### Task directions
When a line below contains the word "unique", copy that line.

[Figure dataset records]
*-*-*

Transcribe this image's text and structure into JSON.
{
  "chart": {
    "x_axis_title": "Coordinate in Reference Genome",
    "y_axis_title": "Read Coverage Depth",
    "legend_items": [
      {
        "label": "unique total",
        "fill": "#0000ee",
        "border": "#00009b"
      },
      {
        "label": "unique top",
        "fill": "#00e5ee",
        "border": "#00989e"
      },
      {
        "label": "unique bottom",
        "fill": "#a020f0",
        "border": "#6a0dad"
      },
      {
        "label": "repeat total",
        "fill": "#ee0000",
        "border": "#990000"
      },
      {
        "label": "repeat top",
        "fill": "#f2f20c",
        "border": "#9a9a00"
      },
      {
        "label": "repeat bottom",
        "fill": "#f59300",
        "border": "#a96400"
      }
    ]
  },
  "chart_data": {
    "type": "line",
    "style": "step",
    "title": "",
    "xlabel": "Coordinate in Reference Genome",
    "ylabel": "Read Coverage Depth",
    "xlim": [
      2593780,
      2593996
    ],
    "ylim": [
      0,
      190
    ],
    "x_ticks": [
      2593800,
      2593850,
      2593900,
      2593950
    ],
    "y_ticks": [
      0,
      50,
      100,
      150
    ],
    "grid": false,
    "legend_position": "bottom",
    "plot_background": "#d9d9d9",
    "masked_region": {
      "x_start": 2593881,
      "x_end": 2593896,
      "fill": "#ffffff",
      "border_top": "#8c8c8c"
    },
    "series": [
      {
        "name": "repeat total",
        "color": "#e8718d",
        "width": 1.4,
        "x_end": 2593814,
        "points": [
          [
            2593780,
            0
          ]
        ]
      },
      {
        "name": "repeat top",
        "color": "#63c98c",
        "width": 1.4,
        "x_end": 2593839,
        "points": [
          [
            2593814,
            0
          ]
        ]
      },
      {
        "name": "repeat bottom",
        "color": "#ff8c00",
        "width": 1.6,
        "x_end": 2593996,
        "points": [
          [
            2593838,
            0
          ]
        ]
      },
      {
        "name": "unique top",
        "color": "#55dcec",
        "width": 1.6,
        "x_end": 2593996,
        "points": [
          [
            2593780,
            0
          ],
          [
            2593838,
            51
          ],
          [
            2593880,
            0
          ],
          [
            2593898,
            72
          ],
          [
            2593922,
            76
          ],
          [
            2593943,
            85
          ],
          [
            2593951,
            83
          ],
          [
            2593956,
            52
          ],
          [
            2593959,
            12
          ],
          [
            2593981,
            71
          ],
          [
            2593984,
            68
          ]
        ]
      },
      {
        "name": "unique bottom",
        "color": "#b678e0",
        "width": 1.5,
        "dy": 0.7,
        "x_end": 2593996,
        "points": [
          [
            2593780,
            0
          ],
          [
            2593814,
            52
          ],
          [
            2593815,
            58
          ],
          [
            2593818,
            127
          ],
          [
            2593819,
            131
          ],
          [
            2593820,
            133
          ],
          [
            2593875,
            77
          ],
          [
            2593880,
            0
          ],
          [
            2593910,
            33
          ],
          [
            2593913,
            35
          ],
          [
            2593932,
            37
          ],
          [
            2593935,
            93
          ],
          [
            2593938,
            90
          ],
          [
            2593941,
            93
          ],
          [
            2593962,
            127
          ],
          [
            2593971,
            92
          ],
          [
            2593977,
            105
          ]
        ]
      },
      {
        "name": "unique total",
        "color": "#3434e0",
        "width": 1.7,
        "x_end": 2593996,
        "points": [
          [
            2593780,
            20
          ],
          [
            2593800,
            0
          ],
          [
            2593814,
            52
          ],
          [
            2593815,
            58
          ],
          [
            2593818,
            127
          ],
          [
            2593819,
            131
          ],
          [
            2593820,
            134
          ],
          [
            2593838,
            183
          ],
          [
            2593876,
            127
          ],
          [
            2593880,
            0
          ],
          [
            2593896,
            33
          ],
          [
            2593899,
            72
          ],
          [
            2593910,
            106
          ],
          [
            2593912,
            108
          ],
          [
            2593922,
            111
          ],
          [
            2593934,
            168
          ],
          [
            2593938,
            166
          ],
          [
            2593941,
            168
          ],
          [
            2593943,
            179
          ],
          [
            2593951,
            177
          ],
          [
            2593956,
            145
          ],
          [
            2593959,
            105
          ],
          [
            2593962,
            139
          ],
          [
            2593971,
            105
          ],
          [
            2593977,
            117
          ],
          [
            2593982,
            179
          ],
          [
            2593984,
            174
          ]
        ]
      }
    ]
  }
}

*-*-*

### Exercise response
        "label": "unique total",
        "label": "unique top",
        "label": "unique bottom",
        "name": "unique top",
        "name": "unique bottom",
        "name": "unique total",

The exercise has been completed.